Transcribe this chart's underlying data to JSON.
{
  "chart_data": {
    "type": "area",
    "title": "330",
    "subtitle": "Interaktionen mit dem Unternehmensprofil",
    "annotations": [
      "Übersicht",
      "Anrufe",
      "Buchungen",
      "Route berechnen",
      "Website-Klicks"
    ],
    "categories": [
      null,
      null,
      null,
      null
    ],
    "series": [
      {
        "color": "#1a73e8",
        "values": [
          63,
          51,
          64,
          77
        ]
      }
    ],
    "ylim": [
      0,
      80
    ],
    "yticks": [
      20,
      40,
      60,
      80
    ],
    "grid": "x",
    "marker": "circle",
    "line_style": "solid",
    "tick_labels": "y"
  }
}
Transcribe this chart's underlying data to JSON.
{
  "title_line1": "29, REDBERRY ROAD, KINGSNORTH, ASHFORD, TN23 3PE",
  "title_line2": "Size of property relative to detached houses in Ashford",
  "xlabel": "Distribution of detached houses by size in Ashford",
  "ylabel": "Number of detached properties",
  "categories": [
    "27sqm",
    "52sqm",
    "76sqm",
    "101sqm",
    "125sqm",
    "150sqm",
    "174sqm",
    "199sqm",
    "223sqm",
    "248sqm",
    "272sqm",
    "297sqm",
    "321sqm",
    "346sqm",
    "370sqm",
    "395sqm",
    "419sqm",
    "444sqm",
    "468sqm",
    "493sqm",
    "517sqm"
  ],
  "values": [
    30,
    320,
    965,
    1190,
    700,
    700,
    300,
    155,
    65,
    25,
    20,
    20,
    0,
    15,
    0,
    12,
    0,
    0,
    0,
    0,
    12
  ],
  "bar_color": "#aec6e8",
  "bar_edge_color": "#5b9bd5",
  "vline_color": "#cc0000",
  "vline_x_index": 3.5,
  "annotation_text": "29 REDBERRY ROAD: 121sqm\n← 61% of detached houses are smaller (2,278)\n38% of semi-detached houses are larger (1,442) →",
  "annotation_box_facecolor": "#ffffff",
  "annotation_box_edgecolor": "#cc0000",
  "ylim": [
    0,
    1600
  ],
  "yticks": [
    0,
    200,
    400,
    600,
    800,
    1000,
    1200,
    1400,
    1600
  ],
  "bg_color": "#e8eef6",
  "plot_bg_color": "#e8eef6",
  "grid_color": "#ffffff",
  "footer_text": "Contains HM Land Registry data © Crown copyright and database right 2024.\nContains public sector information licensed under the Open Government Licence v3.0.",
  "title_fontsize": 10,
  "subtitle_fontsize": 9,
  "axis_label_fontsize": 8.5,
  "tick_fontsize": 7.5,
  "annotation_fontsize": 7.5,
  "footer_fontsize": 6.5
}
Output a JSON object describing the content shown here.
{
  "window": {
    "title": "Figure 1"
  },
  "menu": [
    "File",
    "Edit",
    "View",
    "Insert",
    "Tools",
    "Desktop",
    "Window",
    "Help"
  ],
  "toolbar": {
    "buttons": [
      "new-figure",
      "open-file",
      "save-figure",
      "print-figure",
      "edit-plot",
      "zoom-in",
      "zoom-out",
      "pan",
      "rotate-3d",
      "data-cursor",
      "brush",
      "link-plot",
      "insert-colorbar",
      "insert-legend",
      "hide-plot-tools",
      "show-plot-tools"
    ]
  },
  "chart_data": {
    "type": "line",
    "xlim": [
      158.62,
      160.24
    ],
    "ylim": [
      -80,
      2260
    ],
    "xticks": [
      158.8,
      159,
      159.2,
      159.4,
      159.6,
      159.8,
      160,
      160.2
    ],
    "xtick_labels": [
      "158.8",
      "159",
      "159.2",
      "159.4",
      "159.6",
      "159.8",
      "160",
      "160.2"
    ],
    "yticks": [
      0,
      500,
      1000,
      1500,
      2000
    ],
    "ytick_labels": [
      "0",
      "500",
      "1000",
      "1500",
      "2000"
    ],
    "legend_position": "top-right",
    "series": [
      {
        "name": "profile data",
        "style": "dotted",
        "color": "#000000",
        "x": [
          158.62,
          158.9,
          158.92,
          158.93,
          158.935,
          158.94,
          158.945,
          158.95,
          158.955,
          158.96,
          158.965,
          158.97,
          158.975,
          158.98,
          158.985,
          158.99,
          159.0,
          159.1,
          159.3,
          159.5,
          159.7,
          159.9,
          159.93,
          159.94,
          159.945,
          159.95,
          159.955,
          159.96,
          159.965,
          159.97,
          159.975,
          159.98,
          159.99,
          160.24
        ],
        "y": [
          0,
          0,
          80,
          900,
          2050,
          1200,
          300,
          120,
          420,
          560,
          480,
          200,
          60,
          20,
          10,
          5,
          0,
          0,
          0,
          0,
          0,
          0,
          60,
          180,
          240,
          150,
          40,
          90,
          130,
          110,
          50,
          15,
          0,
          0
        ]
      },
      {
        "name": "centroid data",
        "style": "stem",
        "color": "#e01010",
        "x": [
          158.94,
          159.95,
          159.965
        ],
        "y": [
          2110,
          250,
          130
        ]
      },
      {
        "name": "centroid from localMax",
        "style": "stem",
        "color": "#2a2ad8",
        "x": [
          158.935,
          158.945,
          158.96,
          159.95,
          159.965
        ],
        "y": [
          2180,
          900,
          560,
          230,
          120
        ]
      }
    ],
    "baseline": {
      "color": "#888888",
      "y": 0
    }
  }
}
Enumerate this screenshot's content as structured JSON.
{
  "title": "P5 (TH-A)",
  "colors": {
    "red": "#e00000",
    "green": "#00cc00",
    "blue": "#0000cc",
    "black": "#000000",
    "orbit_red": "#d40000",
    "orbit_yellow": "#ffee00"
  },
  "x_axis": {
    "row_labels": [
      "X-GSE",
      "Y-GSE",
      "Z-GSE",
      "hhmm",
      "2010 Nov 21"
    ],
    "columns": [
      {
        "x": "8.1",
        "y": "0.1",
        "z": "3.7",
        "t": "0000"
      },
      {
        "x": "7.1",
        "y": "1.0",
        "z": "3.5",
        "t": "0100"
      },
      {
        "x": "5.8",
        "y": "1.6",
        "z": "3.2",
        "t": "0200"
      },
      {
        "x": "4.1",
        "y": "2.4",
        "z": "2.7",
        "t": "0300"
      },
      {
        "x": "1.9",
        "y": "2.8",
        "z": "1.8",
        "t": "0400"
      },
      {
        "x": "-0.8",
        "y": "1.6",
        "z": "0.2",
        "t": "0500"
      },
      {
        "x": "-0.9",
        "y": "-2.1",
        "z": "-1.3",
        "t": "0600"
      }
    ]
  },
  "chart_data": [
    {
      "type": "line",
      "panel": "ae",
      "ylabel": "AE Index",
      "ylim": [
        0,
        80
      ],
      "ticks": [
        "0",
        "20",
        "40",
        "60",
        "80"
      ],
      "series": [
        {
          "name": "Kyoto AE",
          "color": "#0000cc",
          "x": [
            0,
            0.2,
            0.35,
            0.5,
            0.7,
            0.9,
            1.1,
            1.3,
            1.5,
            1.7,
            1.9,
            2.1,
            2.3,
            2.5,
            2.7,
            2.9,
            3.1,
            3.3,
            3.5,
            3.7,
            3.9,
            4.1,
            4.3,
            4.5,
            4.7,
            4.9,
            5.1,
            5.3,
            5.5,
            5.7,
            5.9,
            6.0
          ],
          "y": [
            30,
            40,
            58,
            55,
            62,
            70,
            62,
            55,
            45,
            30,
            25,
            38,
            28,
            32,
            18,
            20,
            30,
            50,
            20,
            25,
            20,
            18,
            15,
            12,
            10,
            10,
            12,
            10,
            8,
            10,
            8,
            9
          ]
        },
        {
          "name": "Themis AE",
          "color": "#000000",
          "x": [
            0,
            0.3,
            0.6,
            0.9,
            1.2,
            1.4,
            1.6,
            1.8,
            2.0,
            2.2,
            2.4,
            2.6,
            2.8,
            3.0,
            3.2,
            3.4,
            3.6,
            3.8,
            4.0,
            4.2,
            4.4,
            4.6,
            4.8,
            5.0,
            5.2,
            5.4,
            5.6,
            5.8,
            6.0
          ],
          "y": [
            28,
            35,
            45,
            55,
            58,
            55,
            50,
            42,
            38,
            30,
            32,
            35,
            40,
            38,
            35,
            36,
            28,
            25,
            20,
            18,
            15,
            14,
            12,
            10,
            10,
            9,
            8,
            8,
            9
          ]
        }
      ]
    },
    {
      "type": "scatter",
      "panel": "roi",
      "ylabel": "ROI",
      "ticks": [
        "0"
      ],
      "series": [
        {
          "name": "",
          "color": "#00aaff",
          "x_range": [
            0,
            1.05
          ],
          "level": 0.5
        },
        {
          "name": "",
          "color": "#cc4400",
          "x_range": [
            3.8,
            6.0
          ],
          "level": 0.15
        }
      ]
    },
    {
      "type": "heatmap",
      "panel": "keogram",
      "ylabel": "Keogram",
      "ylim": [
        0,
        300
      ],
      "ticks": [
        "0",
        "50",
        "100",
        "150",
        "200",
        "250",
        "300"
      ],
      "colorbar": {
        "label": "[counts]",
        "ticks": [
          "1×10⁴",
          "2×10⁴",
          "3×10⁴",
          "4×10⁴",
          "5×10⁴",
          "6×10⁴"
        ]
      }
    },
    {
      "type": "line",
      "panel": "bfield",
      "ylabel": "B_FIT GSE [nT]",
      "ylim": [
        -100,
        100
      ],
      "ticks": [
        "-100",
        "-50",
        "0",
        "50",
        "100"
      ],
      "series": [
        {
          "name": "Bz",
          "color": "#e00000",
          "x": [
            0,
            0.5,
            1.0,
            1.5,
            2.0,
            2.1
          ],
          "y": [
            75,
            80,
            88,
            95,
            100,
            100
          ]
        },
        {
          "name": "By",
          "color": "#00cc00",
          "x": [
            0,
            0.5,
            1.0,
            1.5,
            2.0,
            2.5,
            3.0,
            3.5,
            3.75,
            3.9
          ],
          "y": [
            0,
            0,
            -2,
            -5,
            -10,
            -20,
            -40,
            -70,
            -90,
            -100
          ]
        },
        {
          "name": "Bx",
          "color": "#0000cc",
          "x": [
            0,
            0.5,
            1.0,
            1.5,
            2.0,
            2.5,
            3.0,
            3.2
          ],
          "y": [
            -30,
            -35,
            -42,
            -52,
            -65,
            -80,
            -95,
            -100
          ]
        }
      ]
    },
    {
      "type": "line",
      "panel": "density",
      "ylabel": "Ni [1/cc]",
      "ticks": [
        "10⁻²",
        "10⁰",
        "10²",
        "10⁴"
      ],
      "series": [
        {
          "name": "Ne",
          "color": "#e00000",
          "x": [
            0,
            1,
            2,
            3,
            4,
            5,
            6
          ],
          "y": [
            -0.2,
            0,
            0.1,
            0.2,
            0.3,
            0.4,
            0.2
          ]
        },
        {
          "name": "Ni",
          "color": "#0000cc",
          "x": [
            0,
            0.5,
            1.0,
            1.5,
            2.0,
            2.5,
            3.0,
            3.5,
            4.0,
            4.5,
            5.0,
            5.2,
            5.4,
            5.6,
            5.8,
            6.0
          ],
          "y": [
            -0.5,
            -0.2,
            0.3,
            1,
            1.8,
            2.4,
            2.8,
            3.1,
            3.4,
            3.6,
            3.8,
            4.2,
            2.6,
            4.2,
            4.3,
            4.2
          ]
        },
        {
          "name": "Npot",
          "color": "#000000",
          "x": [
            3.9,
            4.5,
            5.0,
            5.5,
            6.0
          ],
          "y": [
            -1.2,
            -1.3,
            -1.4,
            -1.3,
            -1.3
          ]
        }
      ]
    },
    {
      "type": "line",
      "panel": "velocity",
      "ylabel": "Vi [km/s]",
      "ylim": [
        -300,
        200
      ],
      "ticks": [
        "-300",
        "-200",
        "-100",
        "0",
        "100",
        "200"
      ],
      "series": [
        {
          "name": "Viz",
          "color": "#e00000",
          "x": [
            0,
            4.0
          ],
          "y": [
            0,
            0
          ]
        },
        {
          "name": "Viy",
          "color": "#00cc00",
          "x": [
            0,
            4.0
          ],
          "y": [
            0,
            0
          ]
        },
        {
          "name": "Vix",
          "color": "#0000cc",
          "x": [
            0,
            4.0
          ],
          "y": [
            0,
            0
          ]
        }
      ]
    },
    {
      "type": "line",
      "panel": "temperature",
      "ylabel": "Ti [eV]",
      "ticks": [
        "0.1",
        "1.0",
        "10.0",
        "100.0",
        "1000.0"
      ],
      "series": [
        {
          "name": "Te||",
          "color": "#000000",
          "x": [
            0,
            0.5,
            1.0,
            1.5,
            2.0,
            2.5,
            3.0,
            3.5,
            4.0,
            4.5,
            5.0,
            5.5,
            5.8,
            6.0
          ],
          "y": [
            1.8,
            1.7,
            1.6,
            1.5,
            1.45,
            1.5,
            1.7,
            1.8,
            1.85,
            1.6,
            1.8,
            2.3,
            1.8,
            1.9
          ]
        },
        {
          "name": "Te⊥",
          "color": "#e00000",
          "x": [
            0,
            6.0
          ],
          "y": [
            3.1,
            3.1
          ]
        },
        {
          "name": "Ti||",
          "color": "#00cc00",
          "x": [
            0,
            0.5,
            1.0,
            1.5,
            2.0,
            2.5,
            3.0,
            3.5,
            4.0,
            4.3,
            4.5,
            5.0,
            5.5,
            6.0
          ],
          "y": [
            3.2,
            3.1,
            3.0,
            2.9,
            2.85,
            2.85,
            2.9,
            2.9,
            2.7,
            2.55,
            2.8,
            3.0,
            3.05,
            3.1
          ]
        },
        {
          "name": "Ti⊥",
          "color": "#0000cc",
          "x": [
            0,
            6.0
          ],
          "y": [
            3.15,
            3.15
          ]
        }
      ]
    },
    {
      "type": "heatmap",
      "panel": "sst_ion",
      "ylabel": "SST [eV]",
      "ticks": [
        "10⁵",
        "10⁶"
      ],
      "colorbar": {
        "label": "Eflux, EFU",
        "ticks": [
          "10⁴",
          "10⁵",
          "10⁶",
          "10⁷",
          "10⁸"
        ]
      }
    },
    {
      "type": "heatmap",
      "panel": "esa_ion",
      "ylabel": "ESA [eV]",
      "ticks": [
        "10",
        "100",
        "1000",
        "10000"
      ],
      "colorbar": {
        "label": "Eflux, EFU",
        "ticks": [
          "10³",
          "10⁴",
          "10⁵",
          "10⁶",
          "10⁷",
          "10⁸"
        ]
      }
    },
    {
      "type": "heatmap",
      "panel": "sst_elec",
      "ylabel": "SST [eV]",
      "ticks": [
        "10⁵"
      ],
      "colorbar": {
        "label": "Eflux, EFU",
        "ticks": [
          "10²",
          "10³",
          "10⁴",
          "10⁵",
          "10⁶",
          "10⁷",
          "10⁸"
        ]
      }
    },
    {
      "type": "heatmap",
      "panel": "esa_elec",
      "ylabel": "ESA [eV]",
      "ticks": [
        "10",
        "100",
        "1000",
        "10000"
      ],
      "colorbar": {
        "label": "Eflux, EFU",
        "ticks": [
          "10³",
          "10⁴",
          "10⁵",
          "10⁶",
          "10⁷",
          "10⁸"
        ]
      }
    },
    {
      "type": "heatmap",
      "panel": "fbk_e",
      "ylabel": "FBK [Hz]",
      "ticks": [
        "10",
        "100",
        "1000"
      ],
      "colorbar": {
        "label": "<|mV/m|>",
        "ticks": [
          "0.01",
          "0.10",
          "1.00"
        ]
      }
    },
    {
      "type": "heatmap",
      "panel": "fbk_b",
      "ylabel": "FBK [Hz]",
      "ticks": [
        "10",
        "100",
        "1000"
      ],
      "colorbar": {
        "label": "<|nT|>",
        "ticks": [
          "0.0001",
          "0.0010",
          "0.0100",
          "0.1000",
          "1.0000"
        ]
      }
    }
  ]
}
====
### What needs to be done
Pull out and copy each line containing the string "houses".

### Complete response
  "title_line2": "Size of property relative to detached houses in Ashford",
  "xlabel": "Distribution of detached houses by size in Ashford",
  "annotation_text": "29 REDBERRY ROAD: 121sqm\n← 61% of detached houses are smaller (2,278)\n38% of semi-detached houses are larger (1,442) →",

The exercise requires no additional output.